-- Begin --

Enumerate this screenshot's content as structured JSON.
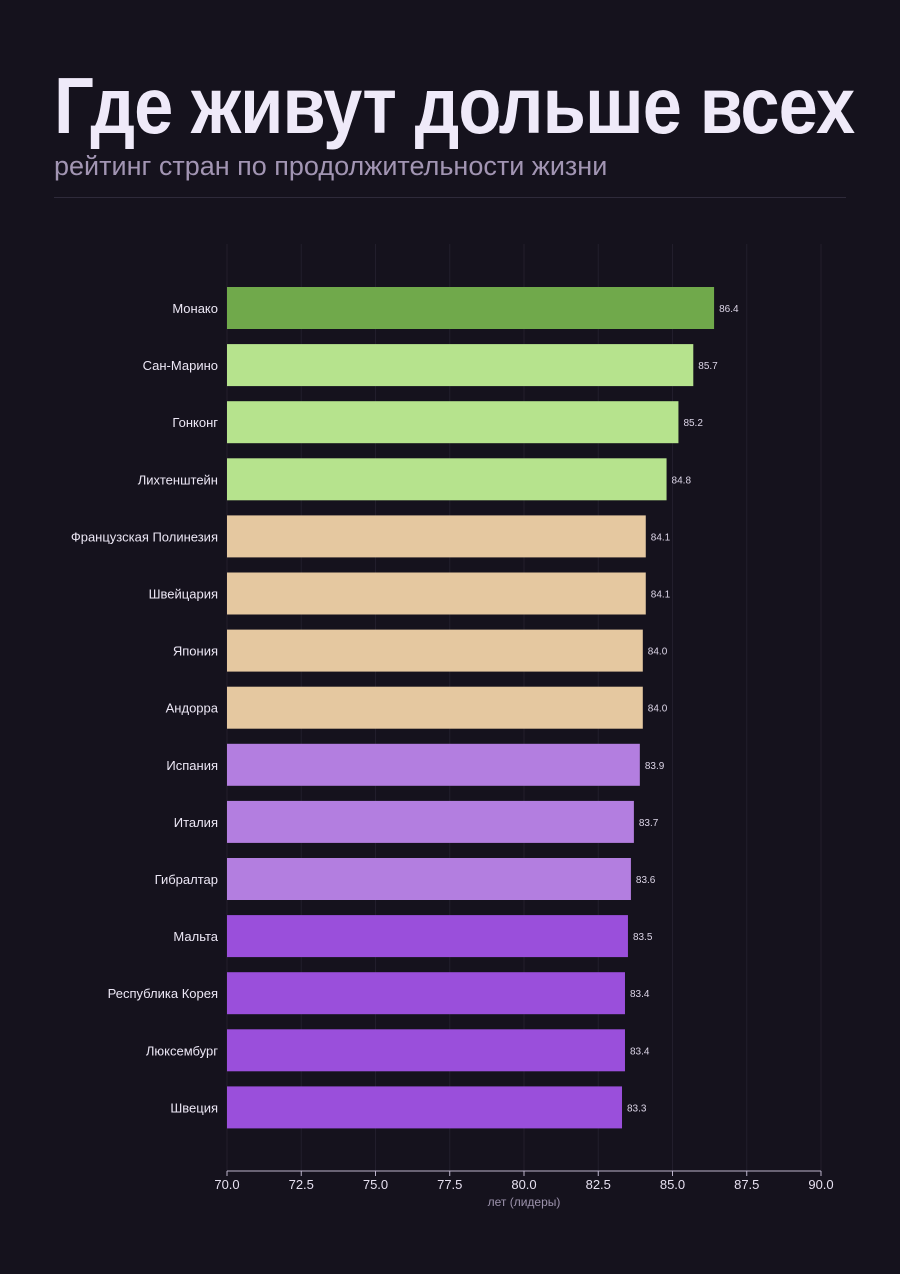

-- End --
-- Begin --

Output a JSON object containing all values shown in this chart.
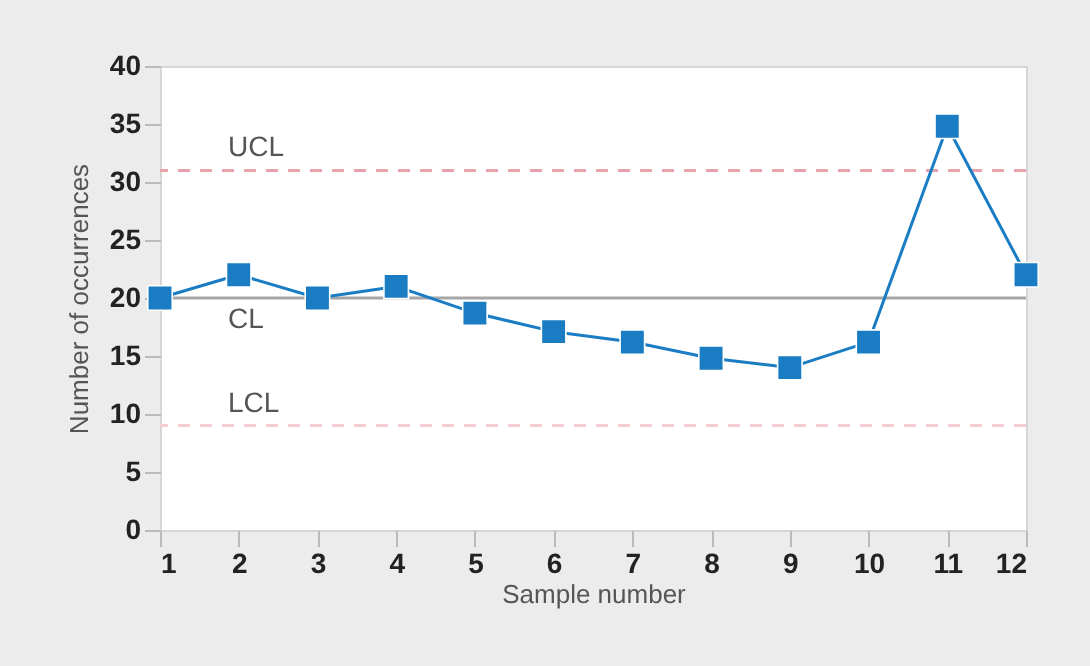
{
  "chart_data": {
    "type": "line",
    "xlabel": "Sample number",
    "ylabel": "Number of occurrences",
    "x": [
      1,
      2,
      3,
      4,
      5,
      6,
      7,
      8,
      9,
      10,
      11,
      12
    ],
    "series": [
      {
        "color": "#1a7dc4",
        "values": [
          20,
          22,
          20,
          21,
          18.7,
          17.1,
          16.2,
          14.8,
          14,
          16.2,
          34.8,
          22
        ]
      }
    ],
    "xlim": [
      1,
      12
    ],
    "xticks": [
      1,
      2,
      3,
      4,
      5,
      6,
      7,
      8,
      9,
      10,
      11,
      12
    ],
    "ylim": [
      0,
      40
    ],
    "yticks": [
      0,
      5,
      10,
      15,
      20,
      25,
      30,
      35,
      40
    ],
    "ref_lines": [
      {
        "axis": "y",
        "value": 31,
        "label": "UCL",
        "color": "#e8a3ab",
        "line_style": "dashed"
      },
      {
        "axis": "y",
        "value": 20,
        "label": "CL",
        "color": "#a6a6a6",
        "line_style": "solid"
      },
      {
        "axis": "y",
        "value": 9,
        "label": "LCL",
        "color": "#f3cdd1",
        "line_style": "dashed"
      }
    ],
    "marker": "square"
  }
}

-- End --
-- Begin --

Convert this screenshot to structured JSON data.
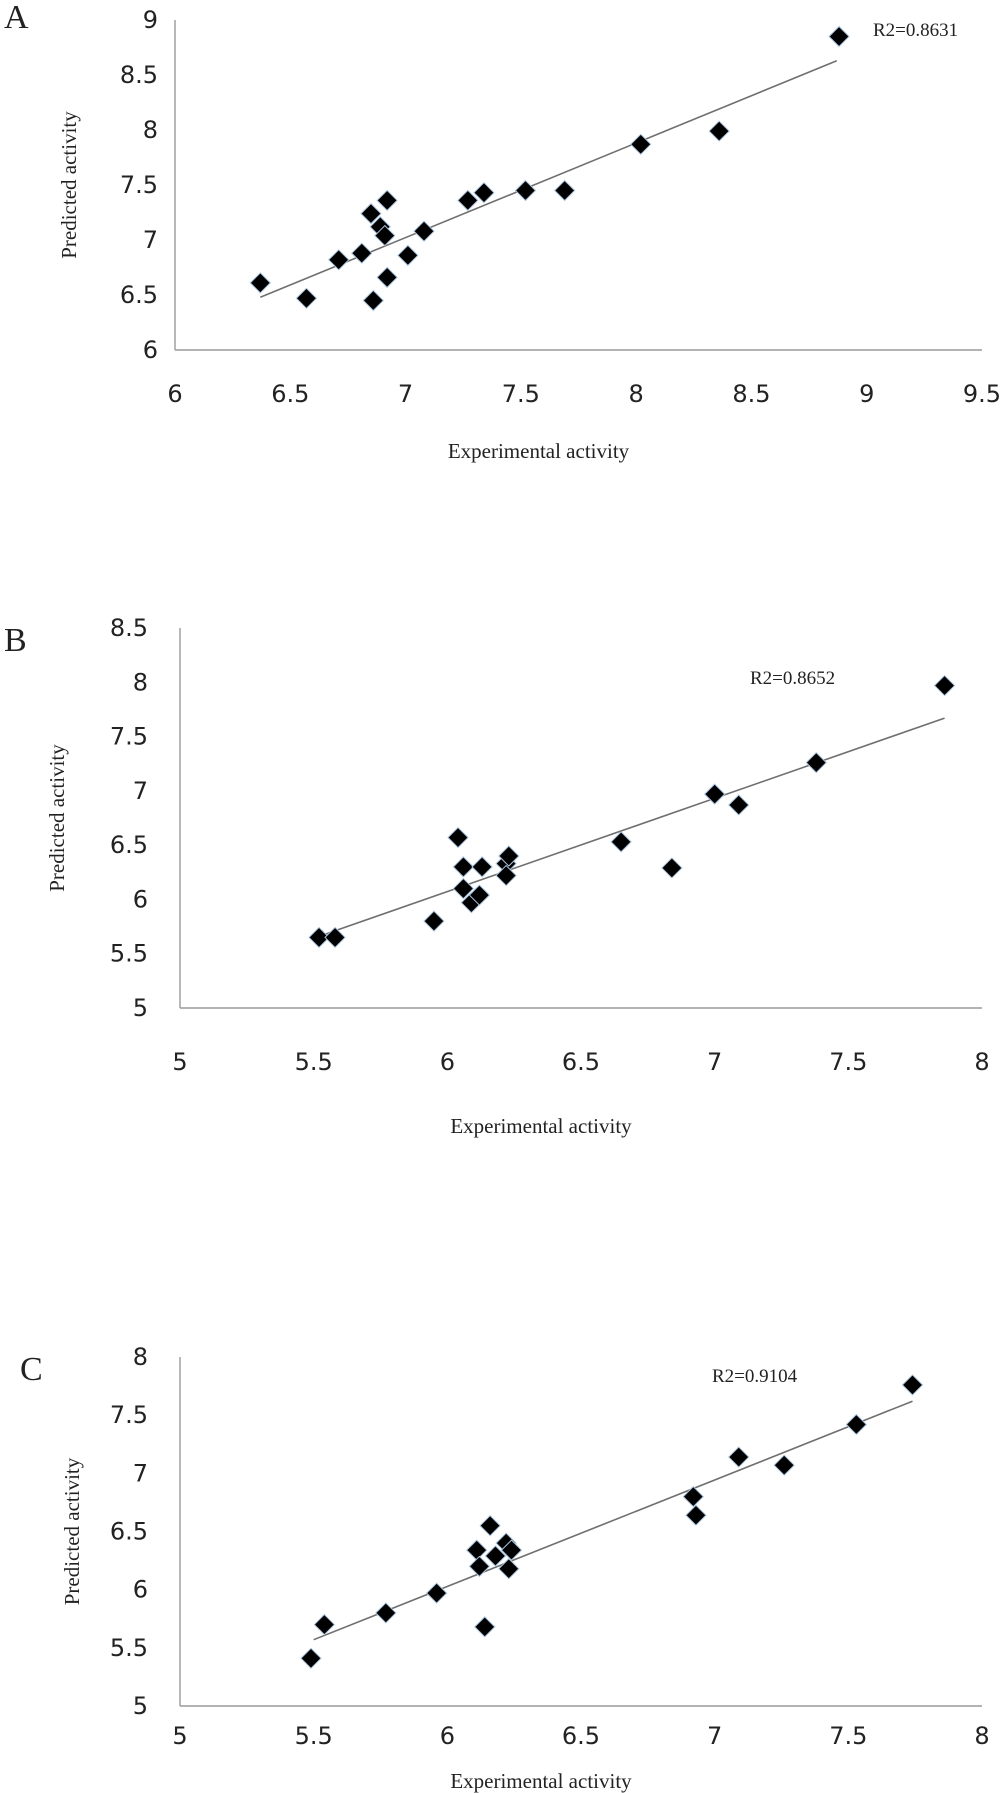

-- End --

Task requirements
From the entries above, list each line with "screenshot" in it.

Solution to the exercise
Enumerate this screenshot's content as structured JSON.
Convert this screenshot to structured JSON data.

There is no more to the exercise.